### Passage ###

An art sanctuary at Syria's Deir Mar Musa

Annelle Sheline
6 Min Read

About 50 km north of Damascus, past the town of An Nabk, a road winding across the barren landscape ends at the foot of a staircase. A gate adorned with a human handprint, footprint and stone eye stands open, welcoming the visitor to climb to the buildings above, seemingly growing out of the rock face.

As you climb, you might meet someone digging around the roots of a pomegranate tree. He may not be dressed as one, but he’s most likely a monk, or one of the individuals that divide their time between Deir Mar Musa and the external world. He will tell you to keep climbing, to pay your respects at the church and that he will join you shortly.

Finally reaching the summit and terrace, you might be given tea by a quiet man named Abdel Masih Shamoun, or Dodi. Before long, you’ll politely be asked to cut up some tomatoes for dinner, or maybe another pilgrim will arrive and you will help prepare their tea.

If you’re lucky, you may have the chance to meet Fra Paolo, the Italian Jesuit priest who rediscovered and revitalized this place, Deir Mar Musa, reviving an abandoned holy site to a living monastery. If he’s off on one of his many trips around the world, talking to any of the members of the Mar Musa community will reveal much of the same unifying spirit of the place.

Shamoun, an artist, uses paint to project that spirit visually. If he’s feeling talkative, he may describe his work, or even bring it out to show.

### Recorded information ###

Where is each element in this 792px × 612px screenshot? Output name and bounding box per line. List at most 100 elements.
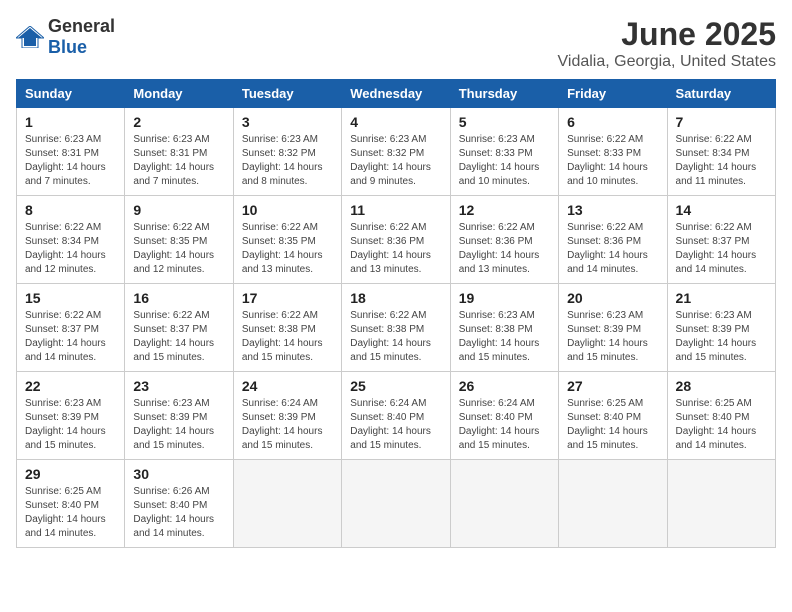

###

*The tasks:*
1. Answer each question from the Deir Mar Musa passage:
(a) How far from Damascus, and in which direction, does the passage place the site?
(b) What task might a visitor politely be asked to do for dinner?
(c) What nationality and order does the passage give for Fra Paolo?
2. From the Deir Mar Musa passage, list every item that adorns the gate at the foot of the staircase.
3. Carry the Deir Mar Musa passage forward, beginning after its last sentence.
The lines are separate from the Deir Mar Musa passage.

*Responses for each task:*
1.
(a) About 50 km north of Damascus.
(b) Cut up some tomatoes.
(c) He is an Italian Jesuit priest.

2. A human handprint, a footprint, a stone eye

3.
Often done on the backs of greeting cards, the paintings come in pairs. The humble medium and the self-deprecation of their creator belie the distances the works have traveled.

He will not immediately reveal that he has been exhibited in Spain, France, Belgium as well as Damascus and his native Aleppo. For him, the most important place for the work to be seen is in the context of Mar Musa, the location that inspires it and whose vision he seeks to emulate.

“I want to create something out of nothing, he says, a mentality that inspires the community at Mar Musa to eke out their existence in a forbidding landscape.

One might think that for a Christian monastery, Muslim Syria is equally forbidding. But in truth, the monastery draws as many Muslim pilgrims as Christians, Syrians as well as international travelers. While Shamoun speaks, a group of Korean Arabic students leave after spending the afternoon at the monastery, and a newlywed Muslim couple, he from Syria, she from Lebanon, arrive for only a few moments, drawn all the way for a brief distance to this sanctuary.

“The idea behind the art, like the monastery, is putting the final touches on nature. The cave [now a holy site] and cliffs would have been left raw and meaningless. With the simple human touch you create a monastery. Or a painting, he adds.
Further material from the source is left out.